Copy each line of the data below exactly, leaving out pictures.

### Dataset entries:
----

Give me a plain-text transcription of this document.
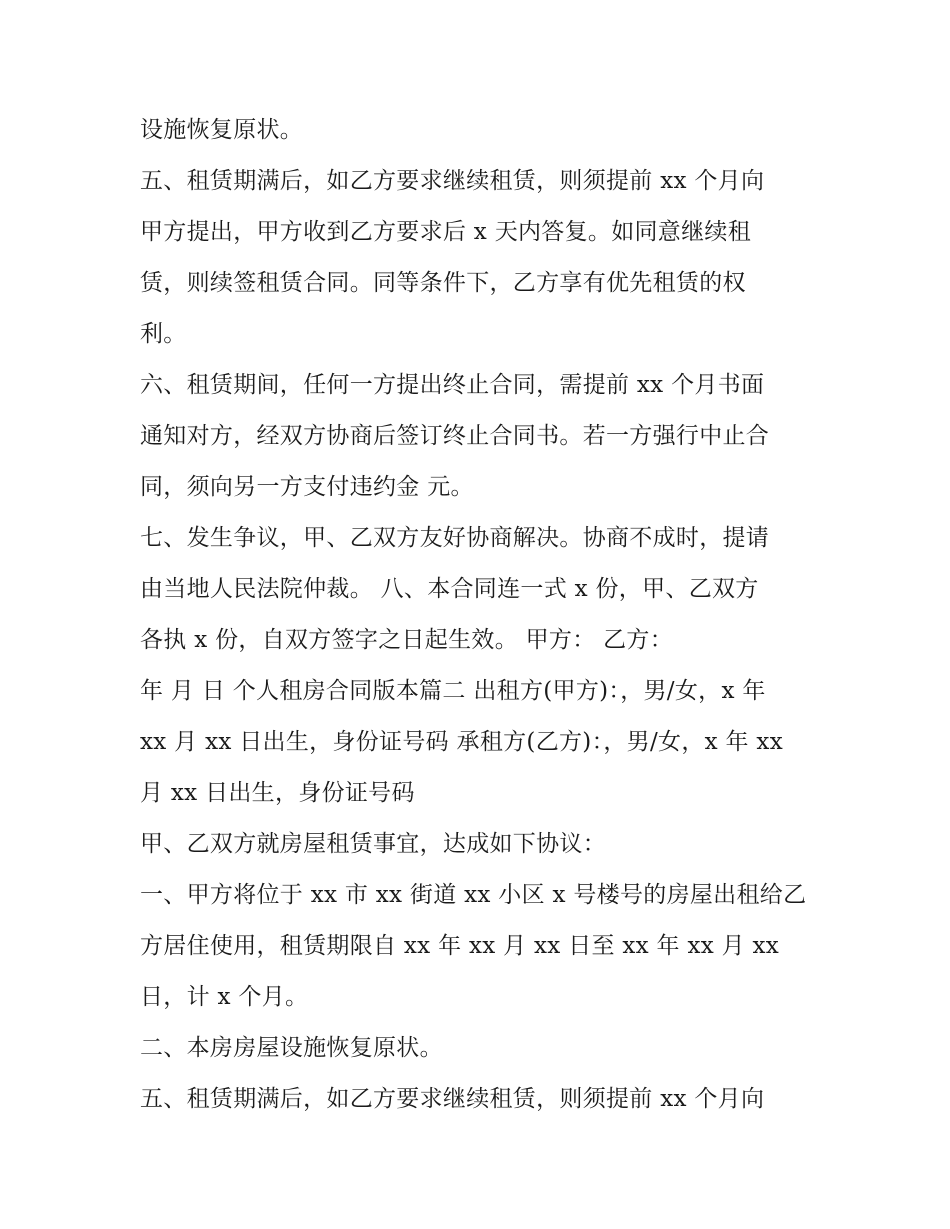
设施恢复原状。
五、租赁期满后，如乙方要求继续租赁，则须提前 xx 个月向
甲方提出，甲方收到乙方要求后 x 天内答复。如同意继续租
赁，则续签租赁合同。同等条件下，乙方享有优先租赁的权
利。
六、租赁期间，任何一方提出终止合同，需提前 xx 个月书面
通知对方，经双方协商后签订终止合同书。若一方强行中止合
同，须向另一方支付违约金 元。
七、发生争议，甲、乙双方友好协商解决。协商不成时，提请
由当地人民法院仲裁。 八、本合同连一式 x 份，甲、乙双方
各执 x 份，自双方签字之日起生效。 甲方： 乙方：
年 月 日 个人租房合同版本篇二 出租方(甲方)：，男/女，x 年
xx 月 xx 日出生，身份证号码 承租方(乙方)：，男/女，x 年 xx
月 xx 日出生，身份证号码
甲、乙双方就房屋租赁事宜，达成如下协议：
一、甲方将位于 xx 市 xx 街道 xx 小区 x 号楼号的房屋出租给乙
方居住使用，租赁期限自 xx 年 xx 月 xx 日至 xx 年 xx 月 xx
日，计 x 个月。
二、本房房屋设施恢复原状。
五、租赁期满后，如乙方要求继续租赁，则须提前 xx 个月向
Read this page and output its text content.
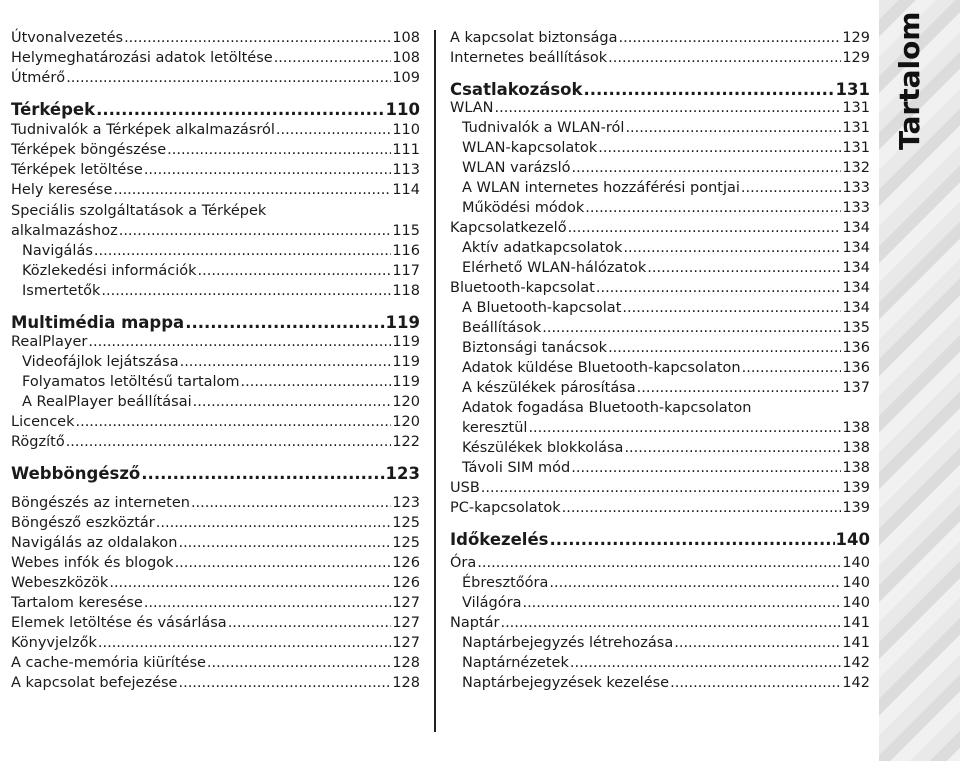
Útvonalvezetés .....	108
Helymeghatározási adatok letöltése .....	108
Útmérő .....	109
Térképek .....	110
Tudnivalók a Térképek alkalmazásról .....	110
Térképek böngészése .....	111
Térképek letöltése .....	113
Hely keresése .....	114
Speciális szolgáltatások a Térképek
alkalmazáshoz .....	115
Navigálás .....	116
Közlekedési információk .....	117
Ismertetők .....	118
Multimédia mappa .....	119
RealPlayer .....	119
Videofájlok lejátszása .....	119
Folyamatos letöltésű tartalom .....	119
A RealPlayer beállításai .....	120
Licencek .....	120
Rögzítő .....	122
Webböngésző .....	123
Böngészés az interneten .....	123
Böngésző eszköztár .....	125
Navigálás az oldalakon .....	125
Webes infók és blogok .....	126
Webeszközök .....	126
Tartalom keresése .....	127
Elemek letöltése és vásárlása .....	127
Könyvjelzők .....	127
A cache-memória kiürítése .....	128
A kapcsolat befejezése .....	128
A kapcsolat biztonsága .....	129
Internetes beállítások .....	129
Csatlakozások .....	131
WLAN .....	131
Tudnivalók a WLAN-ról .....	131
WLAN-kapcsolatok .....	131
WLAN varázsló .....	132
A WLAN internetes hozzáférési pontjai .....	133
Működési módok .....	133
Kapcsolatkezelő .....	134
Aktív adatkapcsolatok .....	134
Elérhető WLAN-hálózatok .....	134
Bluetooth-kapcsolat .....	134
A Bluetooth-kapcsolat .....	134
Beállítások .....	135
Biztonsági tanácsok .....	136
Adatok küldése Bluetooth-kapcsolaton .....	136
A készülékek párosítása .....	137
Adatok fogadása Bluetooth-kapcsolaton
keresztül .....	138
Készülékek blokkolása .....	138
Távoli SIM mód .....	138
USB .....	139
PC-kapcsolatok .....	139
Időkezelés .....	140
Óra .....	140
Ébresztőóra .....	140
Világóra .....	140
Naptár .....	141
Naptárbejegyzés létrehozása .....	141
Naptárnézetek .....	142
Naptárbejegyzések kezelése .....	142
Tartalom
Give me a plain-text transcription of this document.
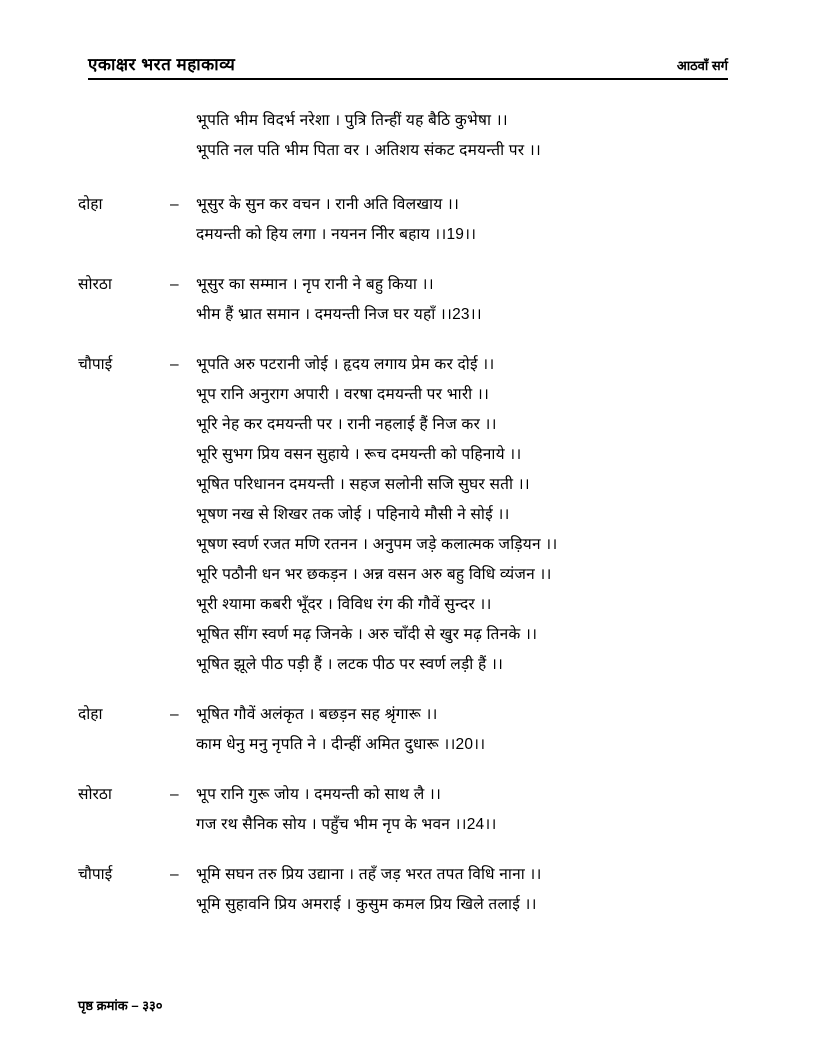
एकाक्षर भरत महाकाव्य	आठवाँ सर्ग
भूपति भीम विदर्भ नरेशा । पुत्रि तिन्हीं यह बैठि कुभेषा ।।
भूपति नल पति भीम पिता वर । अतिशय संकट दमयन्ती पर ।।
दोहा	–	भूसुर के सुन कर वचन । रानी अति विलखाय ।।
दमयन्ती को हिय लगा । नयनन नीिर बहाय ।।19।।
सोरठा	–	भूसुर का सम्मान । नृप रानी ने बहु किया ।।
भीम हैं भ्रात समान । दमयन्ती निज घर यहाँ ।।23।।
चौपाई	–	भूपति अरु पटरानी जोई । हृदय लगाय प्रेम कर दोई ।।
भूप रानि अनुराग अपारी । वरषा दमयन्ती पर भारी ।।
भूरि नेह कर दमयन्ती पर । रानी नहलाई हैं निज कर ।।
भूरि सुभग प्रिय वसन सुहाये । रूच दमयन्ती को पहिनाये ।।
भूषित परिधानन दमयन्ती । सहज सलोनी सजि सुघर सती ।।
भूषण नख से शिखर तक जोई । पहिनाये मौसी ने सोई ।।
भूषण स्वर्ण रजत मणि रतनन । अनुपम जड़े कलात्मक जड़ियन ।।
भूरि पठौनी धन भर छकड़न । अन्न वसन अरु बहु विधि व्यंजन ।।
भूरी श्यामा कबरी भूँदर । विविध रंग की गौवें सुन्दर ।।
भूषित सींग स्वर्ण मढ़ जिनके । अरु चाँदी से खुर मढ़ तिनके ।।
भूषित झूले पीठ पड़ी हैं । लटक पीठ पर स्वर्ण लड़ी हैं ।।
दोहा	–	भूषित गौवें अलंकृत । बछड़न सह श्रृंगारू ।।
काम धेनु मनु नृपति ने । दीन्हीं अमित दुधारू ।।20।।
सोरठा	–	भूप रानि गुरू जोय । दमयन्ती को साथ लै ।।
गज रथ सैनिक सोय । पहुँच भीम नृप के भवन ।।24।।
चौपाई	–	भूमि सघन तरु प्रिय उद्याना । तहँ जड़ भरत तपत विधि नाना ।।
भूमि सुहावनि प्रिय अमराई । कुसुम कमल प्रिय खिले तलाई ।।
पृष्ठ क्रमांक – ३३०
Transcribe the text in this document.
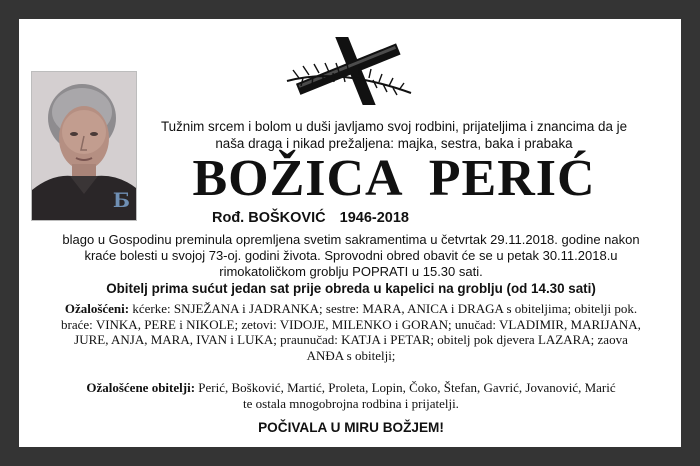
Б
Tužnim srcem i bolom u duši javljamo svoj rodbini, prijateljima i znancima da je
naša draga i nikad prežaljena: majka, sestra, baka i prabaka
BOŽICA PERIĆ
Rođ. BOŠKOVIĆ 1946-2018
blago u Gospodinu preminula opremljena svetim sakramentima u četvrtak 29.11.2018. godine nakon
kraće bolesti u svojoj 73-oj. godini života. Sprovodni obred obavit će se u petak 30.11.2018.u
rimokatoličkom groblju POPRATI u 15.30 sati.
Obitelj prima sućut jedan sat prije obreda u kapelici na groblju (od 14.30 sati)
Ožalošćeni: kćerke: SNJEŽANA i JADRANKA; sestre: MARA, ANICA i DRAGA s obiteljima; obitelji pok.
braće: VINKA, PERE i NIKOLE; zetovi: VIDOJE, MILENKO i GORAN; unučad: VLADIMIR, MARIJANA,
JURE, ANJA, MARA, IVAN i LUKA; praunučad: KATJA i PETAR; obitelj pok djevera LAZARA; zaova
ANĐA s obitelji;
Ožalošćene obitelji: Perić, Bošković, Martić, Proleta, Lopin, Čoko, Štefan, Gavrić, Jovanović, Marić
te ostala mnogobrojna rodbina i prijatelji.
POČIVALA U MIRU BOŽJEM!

----

### Exercise response:
Give me a plain-text transcription of this document.
设施恢复原状。
五、租赁期满后，如乙方要求继续租赁，则须提前 xx 个月向
甲方提出，甲方收到乙方要求后 x 天内答复。如同意继续租
赁，则续签租赁合同。同等条件下，乙方享有优先租赁的权
利。
六、租赁期间，任何一方提出终止合同，需提前 xx 个月书面
通知对方，经双方协商后签订终止合同书。若一方强行中止合
同，须向另一方支付违约金 元。
七、发生争议，甲、乙双方友好协商解决。协商不成时，提请
由当地人民法院仲裁。 八、本合同连一式 x 份，甲、乙双方
各执 x 份，自双方签字之日起生效。 甲方： 乙方：
年 月 日 个人租房合同版本篇二 出租方(甲方)：，男/女，x 年
xx 月 xx 日出生，身份证号码 承租方(乙方)：，男/女，x 年 xx
月 xx 日出生，身份证号码
甲、乙双方就房屋租赁事宜，达成如下协议：
一、甲方将位于 xx 市 xx 街道 xx 小区 x 号楼号的房屋出租给乙
方居住使用，租赁期限自 xx 年 xx 月 xx 日至 xx 年 xx 月 xx
日，计 x 个月。
二、本房房屋设施恢复原状。
五、租赁期满后，如乙方要求继续租赁，则须提前 xx 个月向
Read this page and output its text content.
Útvonalvezetés .....	108
Helymeghatározási adatok letöltése .....	108
Útmérő .....	109
Térképek .....	110
Tudnivalók a Térképek alkalmazásról .....	110
Térképek böngészése .....	111
Térképek letöltése .....	113
Hely keresése .....	114
Speciális szolgáltatások a Térképek
alkalmazáshoz .....	115
Navigálás .....	116
Közlekedési információk .....	117
Ismertetők .....	118
Multimédia mappa .....	119
RealPlayer .....	119
Videofájlok lejátszása .....	119
Folyamatos letöltésű tartalom .....	119
A RealPlayer beállításai .....	120
Licencek .....	120
Rögzítő .....	122
Webböngésző .....	123
Böngészés az interneten .....	123
Böngésző eszköztár .....	125
Navigálás az oldalakon .....	125
Webes infók és blogok .....	126
Webeszközök .....	126
Tartalom keresése .....	127
Elemek letöltése és vásárlása .....	127
Könyvjelzők .....	127
A cache-memória kiürítése .....	128
A kapcsolat befejezése .....	128
A kapcsolat biztonsága .....	129
Internetes beállítások .....	129
Csatlakozások .....	131
WLAN .....	131
Tudnivalók a WLAN-ról .....	131
WLAN-kapcsolatok .....	131
WLAN varázsló .....	132
A WLAN internetes hozzáférési pontjai .....	133
Működési módok .....	133
Kapcsolatkezelő .....	134
Aktív adatkapcsolatok .....	134
Elérhető WLAN-hálózatok .....	134
Bluetooth-kapcsolat .....	134
A Bluetooth-kapcsolat .....	134
Beállítások .....	135
Biztonsági tanácsok .....	136
Adatok küldése Bluetooth-kapcsolaton .....	136
A készülékek párosítása .....	137
Adatok fogadása Bluetooth-kapcsolaton
keresztül .....	138
Készülékek blokkolása .....	138
Távoli SIM mód .....	138
USB .....	139
PC-kapcsolatok .....	139
Időkezelés .....	140
Óra .....	140
Ébresztőóra .....	140
Világóra .....	140
Naptár .....	141
Naptárbejegyzés létrehozása .....	141
Naptárnézetek .....	142
Naptárbejegyzések kezelése .....	142
Tartalom
Give me a plain-text transcription of this document.
एकाक्षर भरत महाकाव्य	आठवाँ सर्ग
भूपति भीम विदर्भ नरेशा । पुत्रि तिन्हीं यह बैठि कुभेषा ।।
भूपति नल पति भीम पिता वर । अतिशय संकट दमयन्ती पर ।।
दोहा	–	भूसुर के सुन कर वचन । रानी अति विलखाय ।।
दमयन्ती को हिय लगा । नयनन नीिर बहाय ।।19।।
सोरठा	–	भूसुर का सम्मान । नृप रानी ने बहु किया ।।
भीम हैं भ्रात समान । दमयन्ती निज घर यहाँ ।।23।।
चौपाई	–	भूपति अरु पटरानी जोई । हृदय लगाय प्रेम कर दोई ।।
भूप रानि अनुराग अपारी । वरषा दमयन्ती पर भारी ।।
भूरि नेह कर दमयन्ती पर । रानी नहलाई हैं निज कर ।।
भूरि सुभग प्रिय वसन सुहाये । रूच दमयन्ती को पहिनाये ।।
भूषित परिधानन दमयन्ती । सहज सलोनी सजि सुघर सती ।।
भूषण नख से शिखर तक जोई । पहिनाये मौसी ने सोई ।।
भूषण स्वर्ण रजत मणि रतनन । अनुपम जड़े कलात्मक जड़ियन ।।
भूरि पठौनी धन भर छकड़न । अन्न वसन अरु बहु विधि व्यंजन ।।
भूरी श्यामा कबरी भूँदर । विविध रंग की गौवें सुन्दर ।।
भूषित सींग स्वर्ण मढ़ जिनके । अरु चाँदी से खुर मढ़ तिनके ।।
भूषित झूले पीठ पड़ी हैं । लटक पीठ पर स्वर्ण लड़ी हैं ।।
दोहा	–	भूषित गौवें अलंकृत । बछड़न सह श्रृंगारू ।।
काम धेनु मनु नृपति ने । दीन्हीं अमित दुधारू ।।20।।
सोरठा	–	भूप रानि गुरू जोय । दमयन्ती को साथ लै ।।
गज रथ सैनिक सोय । पहुँच भीम नृप के भवन ।।24।।
चौपाई	–	भूमि सघन तरु प्रिय उद्याना । तहँ जड़ भरत तपत विधि नाना ।।
भूमि सुहावनि प्रिय अमराई । कुसुम कमल प्रिय खिले तलाई ।।
पृष्ठ क्रमांक – ३३०
Transcribe the text in this document.
Б
Tužnim srcem i bolom u duši javljamo svoj rodbini, prijateljima i znancima da je
naša draga i nikad prežaljena: majka, sestra, baka i prabaka
BOŽICA PERIĆ
Rođ. BOŠKOVIĆ 1946-2018
blago u Gospodinu preminula opremljena svetim sakramentima u četvrtak 29.11.2018. godine nakon
kraće bolesti u svojoj 73-oj. godini života. Sprovodni obred obavit će se u petak 30.11.2018.u
rimokatoličkom groblju POPRATI u 15.30 sati.
Obitelj prima sućut jedan sat prije obreda u kapelici na groblju (od 14.30 sati)
Ožalošćeni: kćerke: SNJEŽANA i JADRANKA; sestre: MARA, ANICA i DRAGA s obiteljima; obitelji pok.
braće: VINKA, PERE i NIKOLE; zetovi: VIDOJE, MILENKO i GORAN; unučad: VLADIMIR, MARIJANA,
JURE, ANJA, MARA, IVAN i LUKA; praunučad: KATJA i PETAR; obitelj pok djevera LAZARA; zaova
ANĐA s obitelji;
Ožalošćene obitelji: Perić, Bošković, Martić, Proleta, Lopin, Čoko, Štefan, Gavrić, Jovanović, Marić
te ostala mnogobrojna rodbina i prijatelji.
POČIVALA U MIRU BOŽJEM!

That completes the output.